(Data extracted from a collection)
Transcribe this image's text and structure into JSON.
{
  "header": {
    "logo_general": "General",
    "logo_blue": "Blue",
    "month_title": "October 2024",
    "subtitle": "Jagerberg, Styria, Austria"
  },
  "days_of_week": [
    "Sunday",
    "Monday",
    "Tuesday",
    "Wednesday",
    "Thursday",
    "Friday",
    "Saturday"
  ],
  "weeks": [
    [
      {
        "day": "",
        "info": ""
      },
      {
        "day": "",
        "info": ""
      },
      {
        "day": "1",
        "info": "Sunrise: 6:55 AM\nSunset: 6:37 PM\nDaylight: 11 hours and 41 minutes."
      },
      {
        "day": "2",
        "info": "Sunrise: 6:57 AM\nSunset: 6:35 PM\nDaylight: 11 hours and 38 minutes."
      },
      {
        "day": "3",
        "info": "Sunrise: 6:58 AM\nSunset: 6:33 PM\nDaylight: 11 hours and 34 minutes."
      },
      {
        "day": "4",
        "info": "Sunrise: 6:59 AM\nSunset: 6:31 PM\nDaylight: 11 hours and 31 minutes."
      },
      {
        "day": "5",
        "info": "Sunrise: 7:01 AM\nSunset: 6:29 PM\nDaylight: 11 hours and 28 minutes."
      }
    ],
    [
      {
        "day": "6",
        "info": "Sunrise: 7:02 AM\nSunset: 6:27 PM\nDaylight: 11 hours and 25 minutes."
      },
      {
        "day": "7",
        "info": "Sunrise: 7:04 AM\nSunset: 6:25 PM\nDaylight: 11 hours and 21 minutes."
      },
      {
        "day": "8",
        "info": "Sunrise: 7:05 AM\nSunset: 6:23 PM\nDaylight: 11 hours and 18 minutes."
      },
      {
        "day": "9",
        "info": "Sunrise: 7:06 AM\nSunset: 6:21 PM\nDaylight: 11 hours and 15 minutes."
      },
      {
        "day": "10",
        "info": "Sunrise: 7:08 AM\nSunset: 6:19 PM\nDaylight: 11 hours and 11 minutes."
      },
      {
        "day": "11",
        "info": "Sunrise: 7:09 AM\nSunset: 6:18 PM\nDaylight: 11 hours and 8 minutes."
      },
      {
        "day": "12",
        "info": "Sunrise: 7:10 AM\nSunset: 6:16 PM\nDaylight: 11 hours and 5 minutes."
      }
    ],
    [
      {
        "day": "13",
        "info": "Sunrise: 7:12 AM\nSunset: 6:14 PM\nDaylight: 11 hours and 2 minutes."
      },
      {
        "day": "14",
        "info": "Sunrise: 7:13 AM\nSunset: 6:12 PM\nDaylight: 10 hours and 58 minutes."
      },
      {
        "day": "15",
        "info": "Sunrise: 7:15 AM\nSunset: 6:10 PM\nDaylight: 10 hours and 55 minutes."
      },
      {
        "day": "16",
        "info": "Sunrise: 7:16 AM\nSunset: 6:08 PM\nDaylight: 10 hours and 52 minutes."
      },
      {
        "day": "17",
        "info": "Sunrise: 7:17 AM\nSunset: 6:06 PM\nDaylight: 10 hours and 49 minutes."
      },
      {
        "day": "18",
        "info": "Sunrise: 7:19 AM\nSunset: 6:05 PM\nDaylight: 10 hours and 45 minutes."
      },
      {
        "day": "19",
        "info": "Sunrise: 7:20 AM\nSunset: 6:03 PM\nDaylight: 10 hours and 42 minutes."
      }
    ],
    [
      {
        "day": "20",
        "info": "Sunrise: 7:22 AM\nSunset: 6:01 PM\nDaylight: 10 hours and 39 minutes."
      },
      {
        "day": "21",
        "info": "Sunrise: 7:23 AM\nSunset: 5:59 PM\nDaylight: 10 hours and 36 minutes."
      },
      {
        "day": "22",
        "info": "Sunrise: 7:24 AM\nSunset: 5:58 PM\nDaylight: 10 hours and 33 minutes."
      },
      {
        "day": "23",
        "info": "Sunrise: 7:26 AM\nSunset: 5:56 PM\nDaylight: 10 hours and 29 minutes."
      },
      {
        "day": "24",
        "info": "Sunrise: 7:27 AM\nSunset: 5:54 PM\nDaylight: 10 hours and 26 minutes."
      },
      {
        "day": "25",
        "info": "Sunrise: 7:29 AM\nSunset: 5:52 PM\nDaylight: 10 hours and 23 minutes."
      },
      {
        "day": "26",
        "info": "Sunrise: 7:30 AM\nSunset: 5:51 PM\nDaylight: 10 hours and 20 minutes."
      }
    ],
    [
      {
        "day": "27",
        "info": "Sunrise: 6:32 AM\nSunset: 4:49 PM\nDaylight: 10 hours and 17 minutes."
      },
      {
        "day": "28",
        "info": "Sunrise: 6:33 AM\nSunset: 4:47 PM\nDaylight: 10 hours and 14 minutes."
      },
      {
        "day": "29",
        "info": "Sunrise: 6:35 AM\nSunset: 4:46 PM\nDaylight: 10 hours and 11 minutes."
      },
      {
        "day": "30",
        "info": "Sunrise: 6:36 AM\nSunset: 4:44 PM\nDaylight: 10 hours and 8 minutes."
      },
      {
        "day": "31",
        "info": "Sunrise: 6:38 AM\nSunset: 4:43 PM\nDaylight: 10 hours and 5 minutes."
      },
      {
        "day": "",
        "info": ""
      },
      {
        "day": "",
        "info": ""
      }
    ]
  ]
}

STATED EXERCISE
Take the records above and return them exactly as written.

TASK RESPONSE
Transcribe this image's text and structure into JSON.
{
  "header": {
    "logo_general": "General",
    "logo_blue": "Blue",
    "month_title": "October 2024",
    "subtitle": "Jagerberg, Styria, Austria"
  },
  "days_of_week": [
    "Sunday",
    "Monday",
    "Tuesday",
    "Wednesday",
    "Thursday",
    "Friday",
    "Saturday"
  ],
  "weeks": [
    [
      {
        "day": "",
        "info": ""
      },
      {
        "day": "",
        "info": ""
      },
      {
        "day": "1",
        "info": "Sunrise: 6:55 AM\nSunset: 6:37 PM\nDaylight: 11 hours and 41 minutes."
      },
      {
        "day": "2",
        "info": "Sunrise: 6:57 AM\nSunset: 6:35 PM\nDaylight: 11 hours and 38 minutes."
      },
      {
        "day": "3",
        "info": "Sunrise: 6:58 AM\nSunset: 6:33 PM\nDaylight: 11 hours and 34 minutes."
      },
      {
        "day": "4",
        "info": "Sunrise: 6:59 AM\nSunset: 6:31 PM\nDaylight: 11 hours and 31 minutes."
      },
      {
        "day": "5",
        "info": "Sunrise: 7:01 AM\nSunset: 6:29 PM\nDaylight: 11 hours and 28 minutes."
      }
    ],
    [
      {
        "day": "6",
        "info": "Sunrise: 7:02 AM\nSunset: 6:27 PM\nDaylight: 11 hours and 25 minutes."
      },
      {
        "day": "7",
        "info": "Sunrise: 7:04 AM\nSunset: 6:25 PM\nDaylight: 11 hours and 21 minutes."
      },
      {
        "day": "8",
        "info": "Sunrise: 7:05 AM\nSunset: 6:23 PM\nDaylight: 11 hours and 18 minutes."
      },
      {
        "day": "9",
        "info": "Sunrise: 7:06 AM\nSunset: 6:21 PM\nDaylight: 11 hours and 15 minutes."
      },
      {
        "day": "10",
        "info": "Sunrise: 7:08 AM\nSunset: 6:19 PM\nDaylight: 11 hours and 11 minutes."
      },
      {
        "day": "11",
        "info": "Sunrise: 7:09 AM\nSunset: 6:18 PM\nDaylight: 11 hours and 8 minutes."
      },
      {
        "day": "12",
        "info": "Sunrise: 7:10 AM\nSunset: 6:16 PM\nDaylight: 11 hours and 5 minutes."
      }
    ],
    [
      {
        "day": "13",
        "info": "Sunrise: 7:12 AM\nSunset: 6:14 PM\nDaylight: 11 hours and 2 minutes."
      },
      {
        "day": "14",
        "info": "Sunrise: 7:13 AM\nSunset: 6:12 PM\nDaylight: 10 hours and 58 minutes."
      },
      {
        "day": "15",
        "info": "Sunrise: 7:15 AM\nSunset: 6:10 PM\nDaylight: 10 hours and 55 minutes."
      },
      {
        "day": "16",
        "info": "Sunrise: 7:16 AM\nSunset: 6:08 PM\nDaylight: 10 hours and 52 minutes."
      },
      {
        "day": "17",
        "info": "Sunrise: 7:17 AM\nSunset: 6:06 PM\nDaylight: 10 hours and 49 minutes."
      },
      {
        "day": "18",
        "info": "Sunrise: 7:19 AM\nSunset: 6:05 PM\nDaylight: 10 hours and 45 minutes."
      },
      {
        "day": "19",
        "info": "Sunrise: 7:20 AM\nSunset: 6:03 PM\nDaylight: 10 hours and 42 minutes."
      }
    ],
    [
      {
        "day": "20",
        "info": "Sunrise: 7:22 AM\nSunset: 6:01 PM\nDaylight: 10 hours and 39 minutes."
      },
      {
        "day": "21",
        "info": "Sunrise: 7:23 AM\nSunset: 5:59 PM\nDaylight: 10 hours and 36 minutes."
      },
      {
        "day": "22",
        "info": "Sunrise: 7:24 AM\nSunset: 5:58 PM\nDaylight: 10 hours and 33 minutes."
      },
      {
        "day": "23",
        "info": "Sunrise: 7:26 AM\nSunset: 5:56 PM\nDaylight: 10 hours and 29 minutes."
      },
      {
        "day": "24",
        "info": "Sunrise: 7:27 AM\nSunset: 5:54 PM\nDaylight: 10 hours and 26 minutes."
      },
      {
        "day": "25",
        "info": "Sunrise: 7:29 AM\nSunset: 5:52 PM\nDaylight: 10 hours and 23 minutes."
      },
      {
        "day": "26",
        "info": "Sunrise: 7:30 AM\nSunset: 5:51 PM\nDaylight: 10 hours and 20 minutes."
      }
    ],
    [
      {
        "day": "27",
        "info": "Sunrise: 6:32 AM\nSunset: 4:49 PM\nDaylight: 10 hours and 17 minutes."
      },
      {
        "day": "28",
        "info": "Sunrise: 6:33 AM\nSunset: 4:47 PM\nDaylight: 10 hours and 14 minutes."
      },
      {
        "day": "29",
        "info": "Sunrise: 6:35 AM\nSunset: 4:46 PM\nDaylight: 10 hours and 11 minutes."
      },
      {
        "day": "30",
        "info": "Sunrise: 6:36 AM\nSunset: 4:44 PM\nDaylight: 10 hours and 8 minutes."
      },
      {
        "day": "31",
        "info": "Sunrise: 6:38 AM\nSunset: 4:43 PM\nDaylight: 10 hours and 5 minutes."
      },
      {
        "day": "",
        "info": ""
      },
      {
        "day": "",
        "info": ""
      }
    ]
  ]
}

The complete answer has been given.